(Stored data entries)
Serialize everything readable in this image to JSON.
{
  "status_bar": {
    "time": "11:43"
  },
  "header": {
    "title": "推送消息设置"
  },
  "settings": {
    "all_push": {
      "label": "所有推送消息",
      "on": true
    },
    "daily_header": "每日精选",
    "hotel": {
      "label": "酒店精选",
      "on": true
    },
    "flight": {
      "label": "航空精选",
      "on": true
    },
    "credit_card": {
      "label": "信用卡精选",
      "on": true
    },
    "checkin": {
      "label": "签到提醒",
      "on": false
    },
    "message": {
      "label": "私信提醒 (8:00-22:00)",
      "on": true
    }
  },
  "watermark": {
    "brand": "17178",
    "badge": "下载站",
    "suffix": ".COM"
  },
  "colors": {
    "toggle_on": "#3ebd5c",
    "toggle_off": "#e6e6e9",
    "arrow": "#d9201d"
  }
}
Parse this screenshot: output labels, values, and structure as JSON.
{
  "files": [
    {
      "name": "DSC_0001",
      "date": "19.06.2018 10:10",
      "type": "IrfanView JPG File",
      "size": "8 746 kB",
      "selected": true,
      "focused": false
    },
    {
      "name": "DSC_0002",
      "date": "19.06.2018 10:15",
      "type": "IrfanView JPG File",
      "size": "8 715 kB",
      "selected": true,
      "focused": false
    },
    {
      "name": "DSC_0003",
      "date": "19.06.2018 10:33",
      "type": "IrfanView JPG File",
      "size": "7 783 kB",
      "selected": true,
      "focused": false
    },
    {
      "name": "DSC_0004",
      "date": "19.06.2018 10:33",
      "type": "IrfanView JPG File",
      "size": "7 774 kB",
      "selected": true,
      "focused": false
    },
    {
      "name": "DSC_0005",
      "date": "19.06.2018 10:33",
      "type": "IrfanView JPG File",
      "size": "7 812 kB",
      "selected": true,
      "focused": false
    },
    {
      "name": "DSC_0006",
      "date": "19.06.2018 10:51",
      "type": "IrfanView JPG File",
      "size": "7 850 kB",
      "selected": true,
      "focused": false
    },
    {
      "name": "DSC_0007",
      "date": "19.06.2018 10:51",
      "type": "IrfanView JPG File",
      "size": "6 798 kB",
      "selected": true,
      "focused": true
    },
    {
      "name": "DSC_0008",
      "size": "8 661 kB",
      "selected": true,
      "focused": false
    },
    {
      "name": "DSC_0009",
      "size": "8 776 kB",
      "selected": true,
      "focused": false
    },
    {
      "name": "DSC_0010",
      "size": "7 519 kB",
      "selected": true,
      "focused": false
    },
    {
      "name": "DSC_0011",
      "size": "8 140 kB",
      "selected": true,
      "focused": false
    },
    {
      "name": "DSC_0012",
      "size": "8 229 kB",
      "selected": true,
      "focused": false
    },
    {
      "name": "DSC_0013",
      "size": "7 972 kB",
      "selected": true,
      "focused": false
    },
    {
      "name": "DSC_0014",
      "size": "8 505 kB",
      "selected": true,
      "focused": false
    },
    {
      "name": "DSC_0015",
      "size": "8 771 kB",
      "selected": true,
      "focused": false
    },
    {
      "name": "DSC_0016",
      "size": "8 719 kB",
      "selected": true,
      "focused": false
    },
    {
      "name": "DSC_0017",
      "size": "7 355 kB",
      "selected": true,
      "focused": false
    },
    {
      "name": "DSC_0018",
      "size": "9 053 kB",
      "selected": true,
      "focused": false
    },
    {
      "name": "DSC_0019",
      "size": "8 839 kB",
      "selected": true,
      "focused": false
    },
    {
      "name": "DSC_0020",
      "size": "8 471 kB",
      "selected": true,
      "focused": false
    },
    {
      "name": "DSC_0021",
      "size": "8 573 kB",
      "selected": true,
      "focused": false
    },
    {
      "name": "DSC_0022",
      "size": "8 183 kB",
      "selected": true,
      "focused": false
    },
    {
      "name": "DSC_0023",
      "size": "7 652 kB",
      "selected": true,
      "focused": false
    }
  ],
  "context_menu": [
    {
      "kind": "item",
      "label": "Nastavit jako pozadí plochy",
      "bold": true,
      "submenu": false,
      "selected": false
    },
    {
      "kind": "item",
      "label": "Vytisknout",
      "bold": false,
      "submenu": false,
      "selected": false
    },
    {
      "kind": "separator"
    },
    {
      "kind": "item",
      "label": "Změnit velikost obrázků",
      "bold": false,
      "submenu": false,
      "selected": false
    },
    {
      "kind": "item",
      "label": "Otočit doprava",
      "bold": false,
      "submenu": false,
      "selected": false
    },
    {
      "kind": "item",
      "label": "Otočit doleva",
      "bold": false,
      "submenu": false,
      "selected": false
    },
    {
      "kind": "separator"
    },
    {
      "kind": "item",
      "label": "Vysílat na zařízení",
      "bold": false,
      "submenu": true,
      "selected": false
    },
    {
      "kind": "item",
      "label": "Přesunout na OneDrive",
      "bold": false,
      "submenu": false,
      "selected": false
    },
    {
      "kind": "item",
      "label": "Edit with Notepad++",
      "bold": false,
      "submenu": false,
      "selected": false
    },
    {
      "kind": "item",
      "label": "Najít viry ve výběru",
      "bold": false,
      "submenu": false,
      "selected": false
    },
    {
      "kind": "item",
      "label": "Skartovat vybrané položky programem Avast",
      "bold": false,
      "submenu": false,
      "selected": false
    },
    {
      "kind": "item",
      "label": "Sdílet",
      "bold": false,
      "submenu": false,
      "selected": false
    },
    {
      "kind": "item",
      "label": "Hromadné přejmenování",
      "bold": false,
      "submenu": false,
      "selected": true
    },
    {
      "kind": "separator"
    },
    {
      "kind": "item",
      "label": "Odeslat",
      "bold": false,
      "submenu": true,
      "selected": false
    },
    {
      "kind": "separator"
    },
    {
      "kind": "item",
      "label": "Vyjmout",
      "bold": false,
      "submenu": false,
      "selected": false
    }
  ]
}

## [SET TASK]
Write down every line of the data above that includes the string "this".

## [WRITTEN REPLY]
Serialize everything readable in this image to JSON.
Parse this screenshot: output labels, values, and structure as JSON.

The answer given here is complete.